Items from a data source:
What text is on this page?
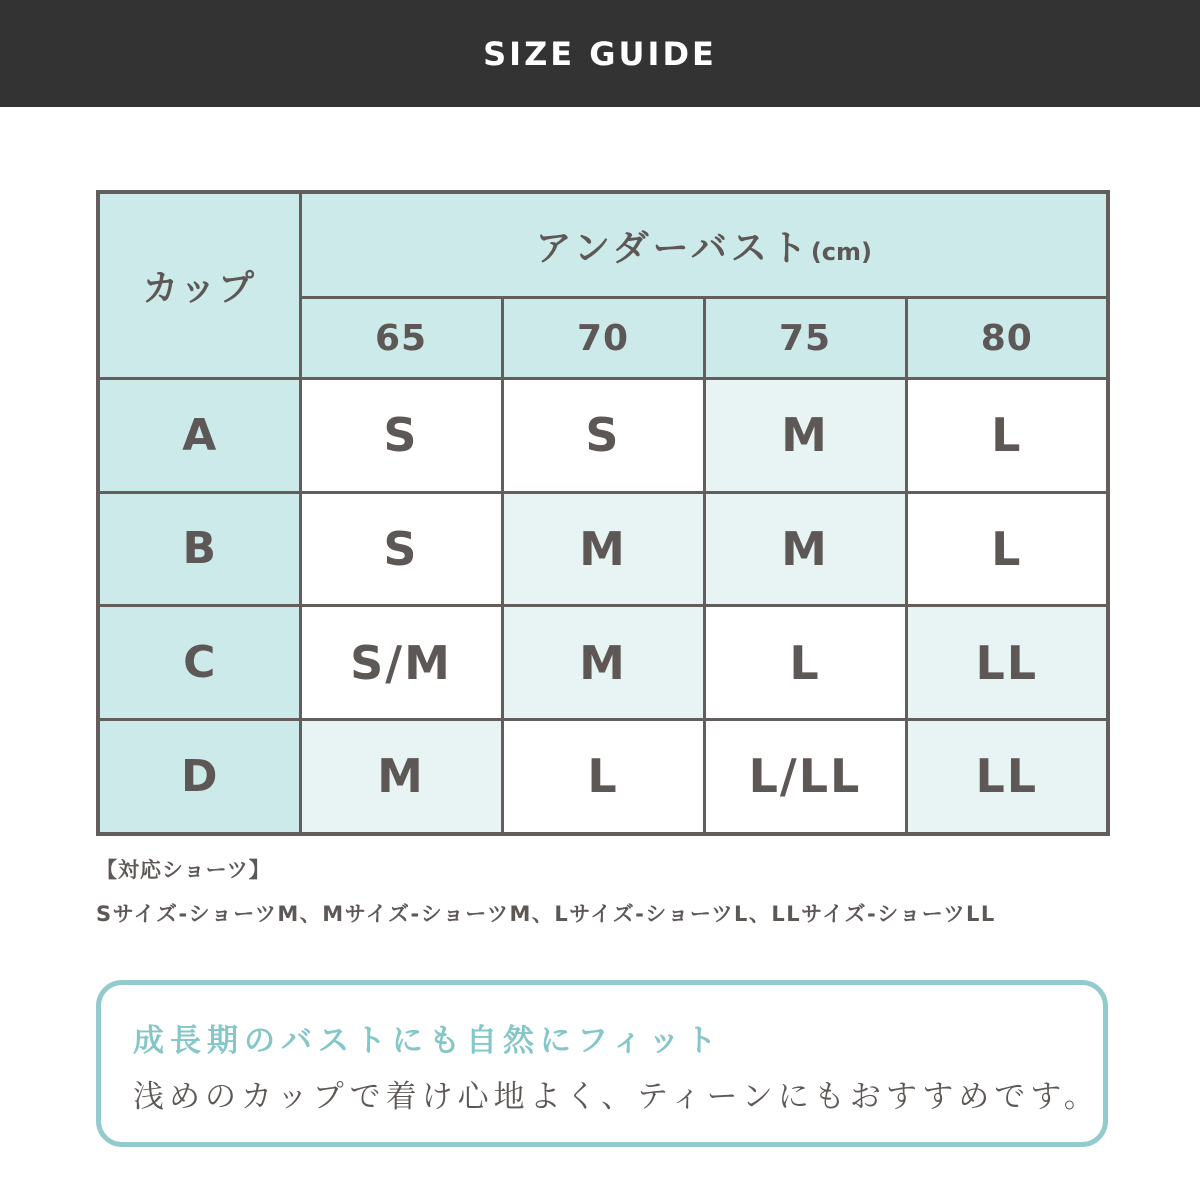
SIZE GUIDE
カップ	アンダーバスト(cm)			
	65	70	75	80
A	S	S	M	L
B	S	M	M	L
C	S/M	M	L	LL
D	M	L	L/LL	LL
【対応ショーツ】
Sサイズ-ショーツM、Mサイズ-ショーツM、Lサイズ-ショーツL、LLサイズ-ショーツLL
成長期のバストにも自然にフィット
浅めのカップで着け心地よく、ティーンにもおすすめです。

The problem
Retype every entry verbatim and exclude the pictures from the copy.

Exercise result
What text is on this page?
SIZE GUIDE
カップ	アンダーバスト(cm)			
	65	70	75	80
A	S	S	M	L
B	S	M	M	L
C	S/M	M	L	LL
D	M	L	L/LL	LL
【対応ショーツ】
Sサイズ-ショーツM、Mサイズ-ショーツM、Lサイズ-ショーツL、LLサイズ-ショーツLL
成長期のバストにも自然にフィット
浅めのカップで着け心地よく、ティーンにもおすすめです。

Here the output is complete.